[A run of records]
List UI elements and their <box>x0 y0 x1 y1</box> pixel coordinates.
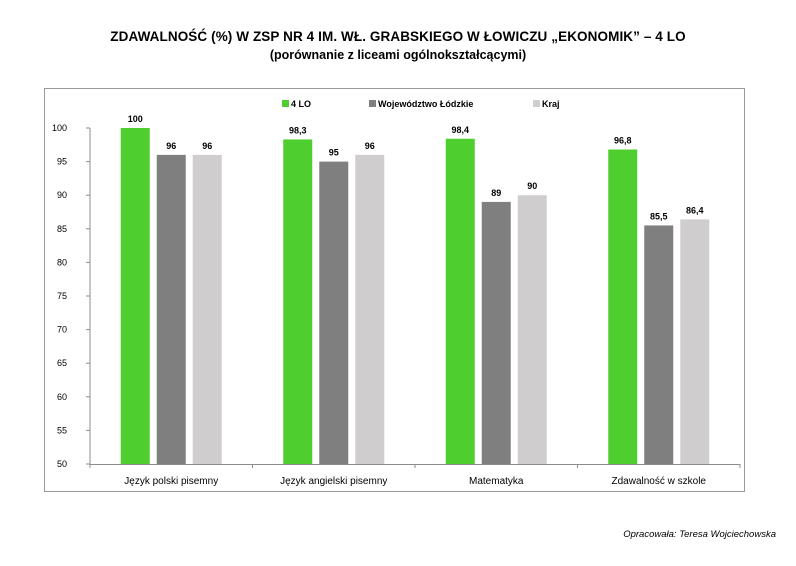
bar <box>608 149 638 464</box>
bar <box>445 138 475 464</box>
bar-value-label: 90 <box>527 181 537 191</box>
legend-label: Kraj <box>542 99 560 109</box>
y-tick-label: 85 <box>57 224 67 234</box>
bar <box>120 128 150 464</box>
chart-subtitle: (porównanie z liceami ogólnokształcącymi… <box>269 48 527 62</box>
bar-value-label: 96 <box>365 141 375 151</box>
bar-value-label: 98,3 <box>289 125 307 135</box>
y-tick-label: 80 <box>57 257 67 267</box>
bar <box>192 154 222 464</box>
legend-swatch <box>533 100 540 107</box>
y-tick-label: 70 <box>57 325 67 335</box>
bar <box>680 219 710 464</box>
bar <box>355 154 385 464</box>
x-category-label: Zdawalność w szkole <box>612 476 707 487</box>
x-category-label: Język polski pisemny <box>124 476 218 487</box>
legend-swatch <box>282 100 289 107</box>
bar <box>283 139 313 464</box>
bar-value-label: 100 <box>128 114 143 124</box>
y-tick-label: 100 <box>52 123 67 133</box>
x-category-label: Język angielski pisemny <box>280 476 387 487</box>
bar-value-label: 96 <box>166 141 176 151</box>
y-tick-label: 60 <box>57 392 67 402</box>
y-tick-label: 95 <box>57 157 67 167</box>
author-credit: Opracowała: Teresa Wojciechowska <box>623 529 776 540</box>
bar <box>156 154 186 464</box>
bar <box>481 201 511 465</box>
y-tick-label: 65 <box>57 358 67 368</box>
y-tick-label: 50 <box>57 459 67 469</box>
legend-swatch <box>369 100 376 107</box>
legend-label: Województwo Łódzkie <box>378 99 473 109</box>
x-category-label: Matematyka <box>469 476 524 487</box>
y-tick-label: 75 <box>57 291 67 301</box>
chart-title: ZDAWALNOŚĆ (%) W ZSP NR 4 IM. WŁ. GRABSK… <box>110 29 686 44</box>
bar <box>319 161 349 464</box>
bar <box>644 225 674 464</box>
chart-frame <box>44 88 745 492</box>
bar-value-label: 95 <box>329 148 339 158</box>
bar-value-label: 98,4 <box>451 125 469 135</box>
bar-value-label: 96,8 <box>614 136 632 146</box>
legend-label: 4 LO <box>291 99 311 109</box>
y-tick-label: 90 <box>57 190 67 200</box>
bar-value-label: 89 <box>491 188 501 198</box>
bar-value-label: 96 <box>202 141 212 151</box>
y-tick-label: 55 <box>57 425 67 435</box>
bar-value-label: 86,4 <box>686 205 704 215</box>
bar-value-label: 85,5 <box>650 211 668 221</box>
bar <box>517 195 547 464</box>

The problem
Reproduce the material above word for word, leaving out the picture.

Answer below
List UI elements and their <box>x0 y0 x1 y1</box> pixel coordinates.
bar <box>608 149 638 464</box>
bar <box>445 138 475 464</box>
bar-value-label: 90 <box>527 181 537 191</box>
legend-label: Kraj <box>542 99 560 109</box>
y-tick-label: 85 <box>57 224 67 234</box>
bar <box>120 128 150 464</box>
chart-subtitle: (porównanie z liceami ogólnokształcącymi… <box>269 48 527 62</box>
bar-value-label: 96 <box>365 141 375 151</box>
bar-value-label: 98,3 <box>289 125 307 135</box>
y-tick-label: 80 <box>57 257 67 267</box>
bar <box>192 154 222 464</box>
legend-swatch <box>533 100 540 107</box>
y-tick-label: 70 <box>57 325 67 335</box>
bar <box>680 219 710 464</box>
bar <box>355 154 385 464</box>
x-category-label: Zdawalność w szkole <box>612 476 707 487</box>
x-category-label: Język polski pisemny <box>124 476 218 487</box>
legend-swatch <box>282 100 289 107</box>
bar <box>283 139 313 464</box>
bar-value-label: 100 <box>128 114 143 124</box>
y-tick-label: 100 <box>52 123 67 133</box>
x-category-label: Język angielski pisemny <box>280 476 387 487</box>
bar-value-label: 96 <box>166 141 176 151</box>
y-tick-label: 60 <box>57 392 67 402</box>
y-tick-label: 95 <box>57 157 67 167</box>
author-credit: Opracowała: Teresa Wojciechowska <box>623 529 776 540</box>
bar <box>156 154 186 464</box>
bar <box>481 201 511 465</box>
y-tick-label: 65 <box>57 358 67 368</box>
y-tick-label: 50 <box>57 459 67 469</box>
legend-swatch <box>369 100 376 107</box>
legend-label: Województwo Łódzkie <box>378 99 473 109</box>
x-category-label: Matematyka <box>469 476 524 487</box>
y-tick-label: 75 <box>57 291 67 301</box>
chart-title: ZDAWALNOŚĆ (%) W ZSP NR 4 IM. WŁ. GRABSK… <box>110 29 686 44</box>
bar <box>319 161 349 464</box>
bar <box>644 225 674 464</box>
chart-frame <box>44 88 745 492</box>
bar-value-label: 95 <box>329 148 339 158</box>
bar-value-label: 98,4 <box>451 125 469 135</box>
bar-value-label: 96,8 <box>614 136 632 146</box>
legend-label: 4 LO <box>291 99 311 109</box>
y-tick-label: 90 <box>57 190 67 200</box>
bar-value-label: 89 <box>491 188 501 198</box>
bar-value-label: 96 <box>202 141 212 151</box>
y-tick-label: 55 <box>57 425 67 435</box>
bar-value-label: 86,4 <box>686 205 704 215</box>
bar-value-label: 85,5 <box>650 211 668 221</box>
bar <box>517 195 547 464</box>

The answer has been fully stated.